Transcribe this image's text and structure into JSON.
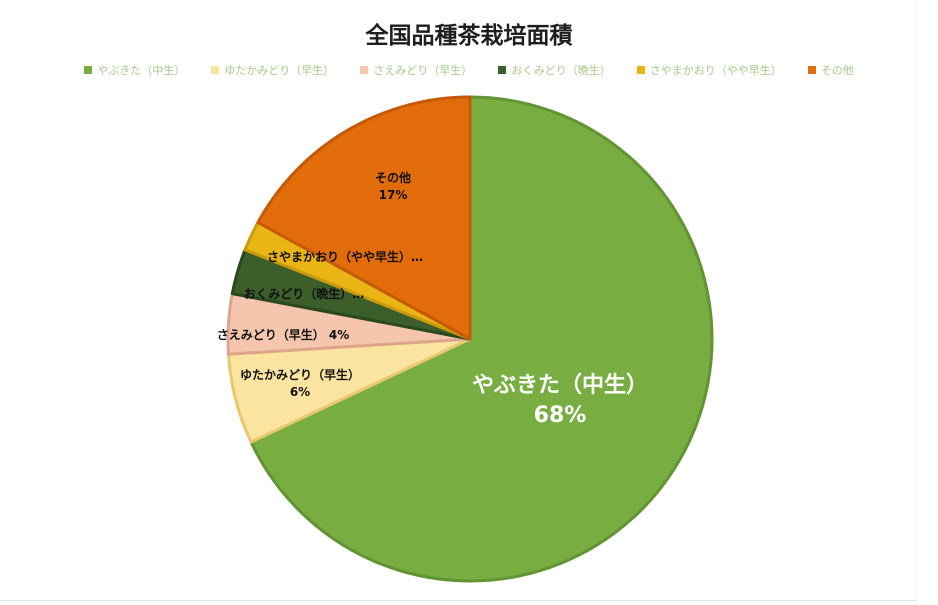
{
  "chart_data": {
    "type": "pie",
    "title": "全国品種茶栽培面積",
    "legend_position": "top",
    "slices": [
      {
        "name": "やぶきた（中生）",
        "value": 68,
        "label": "やぶきた（中生）",
        "pct_label": "68%",
        "color": "#78ad41",
        "stroke": "#629433"
      },
      {
        "name": "ゆたかみどり（早生）",
        "value": 6,
        "label": "ゆたかみどり（早生）",
        "pct_label": "6%",
        "color": "#fbe3a0",
        "stroke": "#e9c872"
      },
      {
        "name": "さえみどり（早生）",
        "value": 4,
        "label": "さえみどり（早生）",
        "pct_label": "4%",
        "color": "#f5c6ad",
        "stroke": "#dea58c"
      },
      {
        "name": "おくみどり（晩生）",
        "value": 3,
        "label": "おくみどり（晩生）…",
        "pct_label": "",
        "color": "#3b5e2a",
        "stroke": "#2b4820"
      },
      {
        "name": "さやまかおり（やや早生）",
        "value": 2,
        "label": "さやまかおり（やや早生）…",
        "pct_label": "",
        "color": "#e8b514",
        "stroke": "#c99a0c"
      },
      {
        "name": "その他",
        "value": 17,
        "label": "その他",
        "pct_label": "17%",
        "color": "#e36c0a",
        "stroke": "#c55a06"
      }
    ]
  }
}
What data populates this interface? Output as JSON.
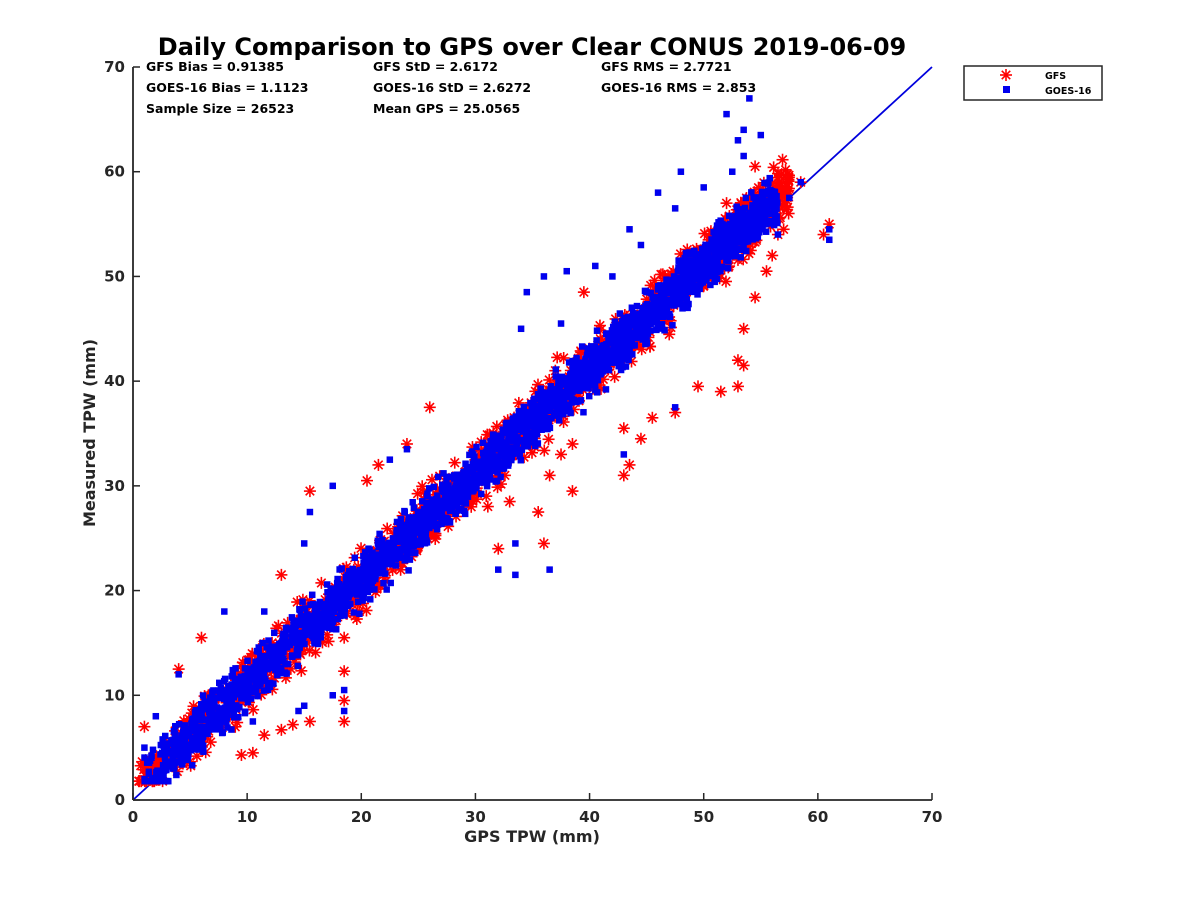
{
  "chart_data": {
    "type": "scatter",
    "title": "Daily Comparison to GPS over Clear CONUS 2019-06-09",
    "xlabel": "GPS TPW (mm)",
    "ylabel": "Measured TPW (mm)",
    "xlim": [
      0,
      70
    ],
    "ylim": [
      0,
      70
    ],
    "xticks": [
      "0",
      "10",
      "20",
      "30",
      "40",
      "50",
      "60",
      "70"
    ],
    "yticks": [
      "0",
      "10",
      "20",
      "30",
      "40",
      "50",
      "60",
      "70"
    ],
    "grid": false,
    "legend_position": "outside top-right",
    "stats": [
      [
        "GFS Bias = 0.91385",
        "GFS StD = 2.6172",
        "GFS RMS = 2.7721"
      ],
      [
        "GOES-16 Bias = 1.1123",
        "GOES-16 StD = 2.6272",
        "GOES-16 RMS = 2.853"
      ],
      [
        "Sample Size = 26523",
        "Mean GPS = 25.0565",
        ""
      ]
    ],
    "reference_line": {
      "name": "1:1 line",
      "color": "#0000dd",
      "x": [
        0,
        70
      ],
      "y": [
        0,
        70
      ]
    },
    "series": [
      {
        "name": "GFS",
        "marker": "asterisk",
        "color": "#ff0000",
        "sample_size": 26523,
        "bias": 0.91385,
        "std": 2.6172,
        "rms": 2.7721,
        "density_band": {
          "x_range": [
            0.5,
            57.5
          ],
          "offset": 1.1,
          "spread": 2.3,
          "count": 1500,
          "seed": 11
        },
        "points": [
          [
            15.5,
            29.5
          ],
          [
            18.5,
            15.5
          ],
          [
            18.5,
            12.3
          ],
          [
            18.5,
            9.5
          ],
          [
            18.5,
            7.5
          ],
          [
            15.5,
            7.5
          ],
          [
            14.0,
            7.2
          ],
          [
            13.0,
            6.7
          ],
          [
            11.5,
            6.2
          ],
          [
            10.5,
            4.5
          ],
          [
            9.5,
            4.3
          ],
          [
            26.0,
            37.5
          ],
          [
            32.0,
            24.0
          ],
          [
            33.0,
            28.5
          ],
          [
            36.0,
            24.5
          ],
          [
            35.5,
            27.5
          ],
          [
            36.5,
            31.0
          ],
          [
            37.5,
            33.0
          ],
          [
            38.5,
            34.0
          ],
          [
            38.5,
            29.5
          ],
          [
            43.0,
            31.0
          ],
          [
            43.5,
            32.0
          ],
          [
            43.0,
            35.5
          ],
          [
            44.5,
            34.5
          ],
          [
            45.5,
            36.5
          ],
          [
            47.5,
            37.0
          ],
          [
            49.5,
            39.5
          ],
          [
            51.5,
            39.0
          ],
          [
            53.0,
            39.5
          ],
          [
            53.5,
            41.5
          ],
          [
            53.5,
            45.0
          ],
          [
            53.0,
            42.0
          ],
          [
            54.5,
            48.0
          ],
          [
            55.5,
            50.5
          ],
          [
            56.0,
            52.0
          ],
          [
            56.5,
            54.0
          ],
          [
            57.0,
            54.5
          ],
          [
            55.0,
            55.5
          ],
          [
            54.5,
            57.5
          ],
          [
            54.5,
            60.5
          ],
          [
            52.0,
            57.0
          ],
          [
            58.5,
            59.0
          ],
          [
            60.5,
            54.0
          ],
          [
            61.0,
            55.0
          ],
          [
            24.0,
            34.0
          ],
          [
            21.5,
            32.0
          ],
          [
            20.5,
            30.5
          ],
          [
            4.0,
            12.5
          ],
          [
            1.0,
            7.0
          ],
          [
            13.0,
            21.5
          ],
          [
            6.0,
            15.5
          ],
          [
            23.5,
            26.0
          ],
          [
            39.5,
            48.5
          ],
          [
            37.0,
            41.0
          ],
          [
            42.5,
            44.5
          ]
        ]
      },
      {
        "name": "GOES-16",
        "marker": "square",
        "color": "#0000ee",
        "sample_size": 26523,
        "bias": 1.1123,
        "std": 2.6272,
        "rms": 2.853,
        "density_band": {
          "x_range": [
            1.0,
            56.5
          ],
          "offset": 1.1,
          "spread": 2.0,
          "count": 2700,
          "seed": 29
        },
        "points": [
          [
            54.0,
            67.0
          ],
          [
            52.0,
            65.5
          ],
          [
            53.5,
            64.0
          ],
          [
            55.0,
            63.5
          ],
          [
            53.0,
            63.0
          ],
          [
            53.5,
            61.5
          ],
          [
            47.5,
            56.5
          ],
          [
            46.0,
            58.0
          ],
          [
            48.0,
            60.0
          ],
          [
            50.0,
            58.5
          ],
          [
            52.5,
            60.0
          ],
          [
            44.5,
            53.0
          ],
          [
            43.5,
            54.5
          ],
          [
            45.0,
            48.5
          ],
          [
            47.5,
            37.5
          ],
          [
            43.0,
            33.0
          ],
          [
            40.0,
            43.0
          ],
          [
            37.5,
            45.5
          ],
          [
            34.0,
            45.0
          ],
          [
            34.5,
            48.5
          ],
          [
            36.0,
            50.0
          ],
          [
            38.0,
            50.5
          ],
          [
            40.5,
            51.0
          ],
          [
            42.0,
            50.0
          ],
          [
            33.5,
            21.5
          ],
          [
            32.0,
            22.0
          ],
          [
            36.5,
            22.0
          ],
          [
            33.5,
            24.5
          ],
          [
            24.0,
            33.5
          ],
          [
            22.5,
            32.5
          ],
          [
            17.5,
            30.0
          ],
          [
            15.5,
            27.5
          ],
          [
            15.0,
            24.5
          ],
          [
            8.0,
            18.0
          ],
          [
            11.5,
            18.0
          ],
          [
            4.0,
            12.0
          ],
          [
            2.0,
            8.0
          ],
          [
            1.0,
            5.0
          ],
          [
            3.5,
            3.0
          ],
          [
            10.5,
            7.5
          ],
          [
            14.5,
            8.5
          ],
          [
            15.0,
            9.0
          ],
          [
            17.5,
            10.0
          ],
          [
            18.5,
            8.5
          ],
          [
            18.5,
            10.5
          ],
          [
            61.0,
            54.5
          ],
          [
            61.0,
            53.5
          ],
          [
            56.5,
            54.0
          ],
          [
            57.5,
            57.5
          ],
          [
            58.5,
            59.0
          ],
          [
            53.5,
            55.0
          ],
          [
            52.5,
            52.5
          ]
        ]
      }
    ]
  }
}
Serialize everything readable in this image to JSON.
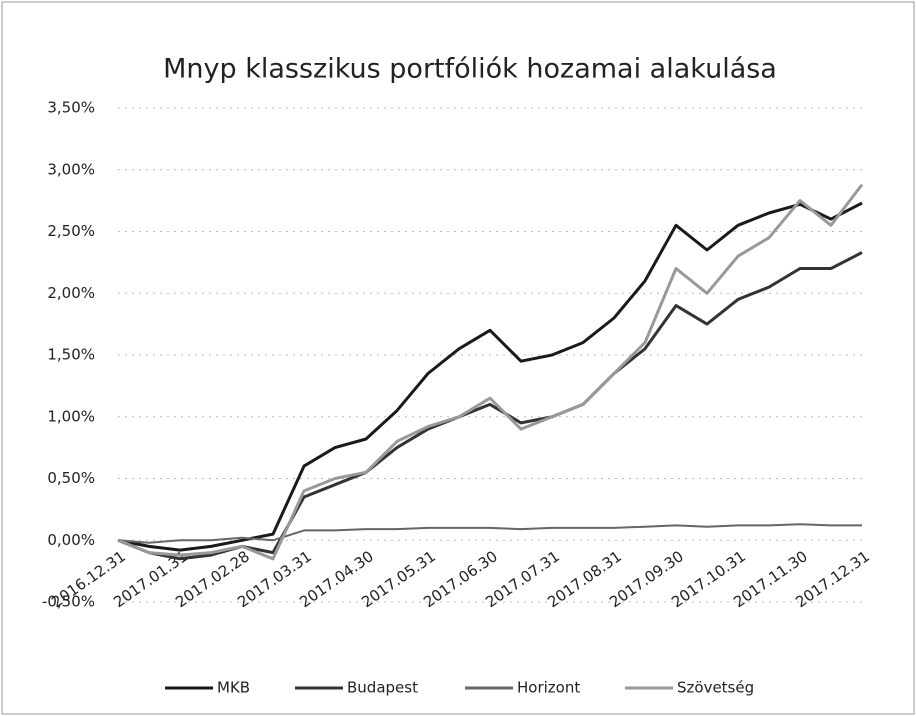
{
  "chart_data": {
    "type": "line",
    "title": "Mnyp klasszikus portfóliók hozamai alakulása",
    "categories": [
      "2016.12.31",
      null,
      "2017.01.31",
      null,
      "2017.02.28",
      null,
      "2017.03.31",
      null,
      "2017.04.30",
      null,
      "2017.05.31",
      null,
      "2017.06.30",
      null,
      "2017.07.31",
      null,
      "2017.08.31",
      null,
      "2017.09.30",
      null,
      "2017.10.31",
      null,
      "2017.11.30",
      null,
      "2017.12.31"
    ],
    "series": [
      {
        "name": "MKB",
        "color": "#1a1a1a",
        "values": [
          0,
          -0.05,
          -0.08,
          -0.05,
          0.0,
          0.05,
          0.6,
          0.75,
          0.82,
          1.05,
          1.35,
          1.55,
          1.7,
          1.45,
          1.5,
          1.6,
          1.8,
          2.1,
          2.55,
          2.35,
          2.55,
          2.65,
          2.72,
          2.6,
          2.73
        ]
      },
      {
        "name": "Budapest",
        "color": "#333333",
        "values": [
          0,
          -0.1,
          -0.15,
          -0.12,
          -0.05,
          -0.1,
          0.35,
          0.45,
          0.55,
          0.75,
          0.9,
          1.0,
          1.1,
          0.95,
          1.0,
          1.1,
          1.35,
          1.55,
          1.9,
          1.75,
          1.95,
          2.05,
          2.2,
          2.2,
          2.33
        ]
      },
      {
        "name": "Horizont",
        "color": "#666666",
        "values": [
          0,
          -0.02,
          0,
          0,
          0.02,
          0,
          0.08,
          0.08,
          0.09,
          0.09,
          0.1,
          0.1,
          0.1,
          0.09,
          0.1,
          0.1,
          0.1,
          0.11,
          0.12,
          0.11,
          0.12,
          0.12,
          0.13,
          0.12,
          0.12
        ]
      },
      {
        "name": "Szövetség",
        "color": "#999999",
        "values": [
          0,
          -0.1,
          -0.12,
          -0.1,
          -0.05,
          -0.15,
          0.4,
          0.5,
          0.55,
          0.8,
          0.92,
          1.0,
          1.15,
          0.9,
          1.0,
          1.1,
          1.35,
          1.6,
          2.2,
          2.0,
          2.3,
          2.45,
          2.75,
          2.55,
          2.88
        ]
      }
    ],
    "ylim": [
      -0.5,
      3.5
    ],
    "yticks": [
      {
        "value": -0.5,
        "label": "-0,50%"
      },
      {
        "value": 0,
        "label": "0,00%"
      },
      {
        "value": 0.5,
        "label": "0,50%"
      },
      {
        "value": 1,
        "label": "1,00%"
      },
      {
        "value": 1.5,
        "label": "1,50%"
      },
      {
        "value": 2,
        "label": "2,00%"
      },
      {
        "value": 2.5,
        "label": "2,50%"
      },
      {
        "value": 3,
        "label": "3,00%"
      },
      {
        "value": 3.5,
        "label": "3,50%"
      }
    ],
    "grid": true
  }
}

▶ **WHAT IS EXPECTED**
Filter the listing for the word "title" and copy every line that holds it.

▶ **RESPONSE BELOW**
    "title": "全国品種茶栽培面積",
    "title": "Daily Comparison to GPS over Clear CONUS 2019-06-09",
    "title": "Mnyp klasszikus portfóliók hozamai alakulása",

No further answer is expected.